* [Requirement]: Your task is to print the material below exactly as presented.

Collection entries:
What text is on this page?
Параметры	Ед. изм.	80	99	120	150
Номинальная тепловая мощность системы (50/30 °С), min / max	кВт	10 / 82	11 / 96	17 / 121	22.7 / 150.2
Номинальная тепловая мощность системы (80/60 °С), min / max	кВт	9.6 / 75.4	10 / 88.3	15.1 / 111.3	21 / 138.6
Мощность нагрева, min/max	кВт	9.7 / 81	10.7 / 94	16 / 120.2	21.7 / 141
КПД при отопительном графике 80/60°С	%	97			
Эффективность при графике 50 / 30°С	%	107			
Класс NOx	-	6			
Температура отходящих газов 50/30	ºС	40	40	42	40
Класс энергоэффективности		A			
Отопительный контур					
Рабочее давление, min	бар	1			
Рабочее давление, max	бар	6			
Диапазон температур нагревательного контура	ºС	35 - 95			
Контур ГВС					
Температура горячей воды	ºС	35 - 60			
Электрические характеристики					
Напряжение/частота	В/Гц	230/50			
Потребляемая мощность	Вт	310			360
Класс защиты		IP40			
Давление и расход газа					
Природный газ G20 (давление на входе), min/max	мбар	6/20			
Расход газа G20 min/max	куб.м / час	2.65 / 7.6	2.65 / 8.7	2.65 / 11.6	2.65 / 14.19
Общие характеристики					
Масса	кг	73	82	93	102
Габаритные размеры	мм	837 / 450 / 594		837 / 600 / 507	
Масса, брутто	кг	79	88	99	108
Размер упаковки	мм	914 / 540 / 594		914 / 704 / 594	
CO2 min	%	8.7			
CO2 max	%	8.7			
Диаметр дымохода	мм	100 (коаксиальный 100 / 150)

* [Exercise response]:
What text is on this page?
Параметры	Ед. изм.	80	99	120	150
Номинальная тепловая мощность системы (50/30 °С), min / max	кВт	10 / 82	11 / 96	17 / 121	22.7 / 150.2
Номинальная тепловая мощность системы (80/60 °С), min / max	кВт	9.6 / 75.4	10 / 88.3	15.1 / 111.3	21 / 138.6
Мощность нагрева, min/max	кВт	9.7 / 81	10.7 / 94	16 / 120.2	21.7 / 141
КПД при отопительном графике 80/60°С	%	97			
Эффективность при графике 50 / 30°С	%	107			
Класс NOx	-	6			
Температура отходящих газов 50/30	ºС	40	40	42	40
Класс энергоэффективности		A			
Отопительный контур					
Рабочее давление, min	бар	1			
Рабочее давление, max	бар	6			
Диапазон температур нагревательного контура	ºС	35 - 95			
Контур ГВС					
Температура горячей воды	ºС	35 - 60			
Электрические характеристики					
Напряжение/частота	В/Гц	230/50			
Потребляемая мощность	Вт	310			360
Класс защиты		IP40			
Давление и расход газа					
Природный газ G20 (давление на входе), min/max	мбар	6/20			
Расход газа G20 min/max	куб.м / час	2.65 / 7.6	2.65 / 8.7	2.65 / 11.6	2.65 / 14.19
Общие характеристики					
Масса	кг	73	82	93	102
Габаритные размеры	мм	837 / 450 / 594		837 / 600 / 507	
Масса, брутто	кг	79	88	99	108
Размер упаковки	мм	914 / 540 / 594		914 / 704 / 594	
CO2 min	%	8.7			
CO2 max	%	8.7			
Диаметр дымохода	мм	100 (коаксиальный 100 / 150)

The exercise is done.